OBJECTIVE: Below are the records; locate each line with the word "Protection" and copy it.

ENTRIES SHOWN:
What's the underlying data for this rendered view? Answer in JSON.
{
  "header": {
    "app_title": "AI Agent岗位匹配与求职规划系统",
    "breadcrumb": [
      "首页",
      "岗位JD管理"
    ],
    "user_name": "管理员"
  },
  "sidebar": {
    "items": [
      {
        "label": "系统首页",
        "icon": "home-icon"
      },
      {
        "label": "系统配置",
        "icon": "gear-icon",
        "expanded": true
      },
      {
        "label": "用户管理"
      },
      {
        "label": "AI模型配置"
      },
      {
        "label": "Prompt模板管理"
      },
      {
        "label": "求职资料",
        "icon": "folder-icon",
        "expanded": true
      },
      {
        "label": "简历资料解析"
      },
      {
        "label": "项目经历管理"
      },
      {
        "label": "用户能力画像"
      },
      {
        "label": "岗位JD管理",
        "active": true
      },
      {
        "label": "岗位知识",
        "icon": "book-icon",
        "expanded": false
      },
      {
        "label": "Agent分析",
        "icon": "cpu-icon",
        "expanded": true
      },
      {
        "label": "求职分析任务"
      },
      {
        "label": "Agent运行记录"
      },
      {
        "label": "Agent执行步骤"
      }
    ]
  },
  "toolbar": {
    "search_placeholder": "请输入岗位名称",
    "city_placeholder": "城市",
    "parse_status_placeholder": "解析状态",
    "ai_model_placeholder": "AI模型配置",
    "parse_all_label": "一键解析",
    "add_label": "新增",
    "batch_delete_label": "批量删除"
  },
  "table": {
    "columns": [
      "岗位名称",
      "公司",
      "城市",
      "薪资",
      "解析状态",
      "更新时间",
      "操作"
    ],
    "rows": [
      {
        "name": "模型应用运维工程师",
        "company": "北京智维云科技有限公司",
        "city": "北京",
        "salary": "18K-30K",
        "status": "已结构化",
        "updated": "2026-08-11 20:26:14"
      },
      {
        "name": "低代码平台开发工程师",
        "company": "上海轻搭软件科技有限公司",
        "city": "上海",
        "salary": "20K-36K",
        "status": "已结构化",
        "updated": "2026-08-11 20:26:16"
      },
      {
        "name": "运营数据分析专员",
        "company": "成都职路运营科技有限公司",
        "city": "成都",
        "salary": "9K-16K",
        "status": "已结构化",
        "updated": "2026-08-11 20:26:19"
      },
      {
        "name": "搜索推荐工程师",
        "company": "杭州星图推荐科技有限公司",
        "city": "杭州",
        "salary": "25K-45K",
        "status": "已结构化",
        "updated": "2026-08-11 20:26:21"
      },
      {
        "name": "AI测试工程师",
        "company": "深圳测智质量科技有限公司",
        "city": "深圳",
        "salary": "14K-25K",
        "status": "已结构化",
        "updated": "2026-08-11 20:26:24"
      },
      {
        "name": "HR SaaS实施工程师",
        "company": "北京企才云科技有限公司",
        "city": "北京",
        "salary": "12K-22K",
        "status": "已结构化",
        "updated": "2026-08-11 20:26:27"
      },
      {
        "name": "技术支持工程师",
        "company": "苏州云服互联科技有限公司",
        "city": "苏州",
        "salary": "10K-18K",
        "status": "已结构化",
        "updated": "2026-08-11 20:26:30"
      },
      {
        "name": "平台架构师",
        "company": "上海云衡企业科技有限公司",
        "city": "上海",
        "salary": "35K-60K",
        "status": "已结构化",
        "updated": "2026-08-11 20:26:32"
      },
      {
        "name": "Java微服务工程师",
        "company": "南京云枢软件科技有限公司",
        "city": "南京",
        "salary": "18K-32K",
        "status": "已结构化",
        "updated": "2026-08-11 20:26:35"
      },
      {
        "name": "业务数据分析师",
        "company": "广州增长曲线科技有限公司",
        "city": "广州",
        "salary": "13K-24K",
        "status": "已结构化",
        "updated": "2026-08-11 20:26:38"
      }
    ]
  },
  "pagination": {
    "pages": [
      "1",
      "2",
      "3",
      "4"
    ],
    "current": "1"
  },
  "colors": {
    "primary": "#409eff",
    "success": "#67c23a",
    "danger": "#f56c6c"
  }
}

* * *

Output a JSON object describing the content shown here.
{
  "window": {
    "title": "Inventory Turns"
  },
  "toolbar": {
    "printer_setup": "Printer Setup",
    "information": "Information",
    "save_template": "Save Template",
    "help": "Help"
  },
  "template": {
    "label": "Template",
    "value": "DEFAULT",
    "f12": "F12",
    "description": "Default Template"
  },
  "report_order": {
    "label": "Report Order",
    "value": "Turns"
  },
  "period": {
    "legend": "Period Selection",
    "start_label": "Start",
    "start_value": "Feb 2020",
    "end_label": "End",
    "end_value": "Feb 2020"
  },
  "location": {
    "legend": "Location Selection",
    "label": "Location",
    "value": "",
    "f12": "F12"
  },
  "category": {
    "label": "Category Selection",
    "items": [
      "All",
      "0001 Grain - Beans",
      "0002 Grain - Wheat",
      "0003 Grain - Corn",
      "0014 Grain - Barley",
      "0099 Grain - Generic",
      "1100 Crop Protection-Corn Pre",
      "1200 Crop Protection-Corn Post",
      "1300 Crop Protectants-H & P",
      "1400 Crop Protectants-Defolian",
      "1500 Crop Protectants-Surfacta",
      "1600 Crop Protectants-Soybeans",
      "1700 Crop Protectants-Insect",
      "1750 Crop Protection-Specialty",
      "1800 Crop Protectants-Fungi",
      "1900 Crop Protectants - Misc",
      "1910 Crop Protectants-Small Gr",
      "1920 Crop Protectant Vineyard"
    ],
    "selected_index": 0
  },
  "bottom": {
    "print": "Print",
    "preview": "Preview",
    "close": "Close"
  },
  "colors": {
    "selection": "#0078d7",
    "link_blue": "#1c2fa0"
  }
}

COMPLETED EXERCISE:
      "1100 Crop Protection-Corn Pre",
      "1200 Crop Protection-Corn Post",
      "1750 Crop Protection-Specialty",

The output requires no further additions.